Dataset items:
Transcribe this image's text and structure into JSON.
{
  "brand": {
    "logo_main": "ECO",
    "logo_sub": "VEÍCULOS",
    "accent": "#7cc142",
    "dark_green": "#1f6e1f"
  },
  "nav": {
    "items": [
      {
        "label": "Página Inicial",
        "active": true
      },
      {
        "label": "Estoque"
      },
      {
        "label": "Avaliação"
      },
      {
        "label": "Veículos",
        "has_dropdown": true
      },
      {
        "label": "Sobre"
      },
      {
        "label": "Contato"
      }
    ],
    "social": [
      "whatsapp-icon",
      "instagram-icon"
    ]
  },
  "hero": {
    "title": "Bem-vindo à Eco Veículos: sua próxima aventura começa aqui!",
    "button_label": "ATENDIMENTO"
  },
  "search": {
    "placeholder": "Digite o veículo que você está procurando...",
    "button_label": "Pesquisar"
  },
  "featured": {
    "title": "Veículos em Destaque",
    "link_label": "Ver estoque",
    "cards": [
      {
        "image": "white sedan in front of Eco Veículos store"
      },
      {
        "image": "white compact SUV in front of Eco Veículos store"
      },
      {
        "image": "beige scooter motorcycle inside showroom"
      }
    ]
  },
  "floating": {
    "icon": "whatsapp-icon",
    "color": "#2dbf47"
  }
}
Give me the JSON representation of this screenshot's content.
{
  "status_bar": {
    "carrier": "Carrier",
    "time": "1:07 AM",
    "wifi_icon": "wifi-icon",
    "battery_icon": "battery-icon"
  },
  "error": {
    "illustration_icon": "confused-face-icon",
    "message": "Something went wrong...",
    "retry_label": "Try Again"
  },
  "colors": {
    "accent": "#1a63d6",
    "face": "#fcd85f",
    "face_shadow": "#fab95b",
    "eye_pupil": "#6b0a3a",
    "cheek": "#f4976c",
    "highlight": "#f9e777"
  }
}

Requirements:
Reproduce each line verbatim.

Answer to the task:
Transcribe this image's text and structure into JSON.
{
  "brand": {
    "logo_main": "ECO",
    "logo_sub": "VEÍCULOS",
    "accent": "#7cc142",
    "dark_green": "#1f6e1f"
  },
  "nav": {
    "items": [
      {
        "label": "Página Inicial",
        "active": true
      },
      {
        "label": "Estoque"
      },
      {
        "label": "Avaliação"
      },
      {
        "label": "Veículos",
        "has_dropdown": true
      },
      {
        "label": "Sobre"
      },
      {
        "label": "Contato"
      }
    ],
    "social": [
      "whatsapp-icon",
      "instagram-icon"
    ]
  },
  "hero": {
    "title": "Bem-vindo à Eco Veículos: sua próxima aventura começa aqui!",
    "button_label": "ATENDIMENTO"
  },
  "search": {
    "placeholder": "Digite o veículo que você está procurando...",
    "button_label": "Pesquisar"
  },
  "featured": {
    "title": "Veículos em Destaque",
    "link_label": "Ver estoque",
    "cards": [
      {
        "image": "white sedan in front of Eco Veículos store"
      },
      {
        "image": "white compact SUV in front of Eco Veículos store"
      },
      {
        "image": "beige scooter motorcycle inside showroom"
      }
    ]
  },
  "floating": {
    "icon": "whatsapp-icon",
    "color": "#2dbf47"
  }
}
Give me the JSON representation of this screenshot's content.
{
  "status_bar": {
    "carrier": "Carrier",
    "time": "1:07 AM",
    "wifi_icon": "wifi-icon",
    "battery_icon": "battery-icon"
  },
  "error": {
    "illustration_icon": "confused-face-icon",
    "message": "Something went wrong...",
    "retry_label": "Try Again"
  },
  "colors": {
    "accent": "#1a63d6",
    "face": "#fcd85f",
    "face_shadow": "#fab95b",
    "eye_pupil": "#6b0a3a",
    "cheek": "#f4976c",
    "highlight": "#f9e777"
  }
}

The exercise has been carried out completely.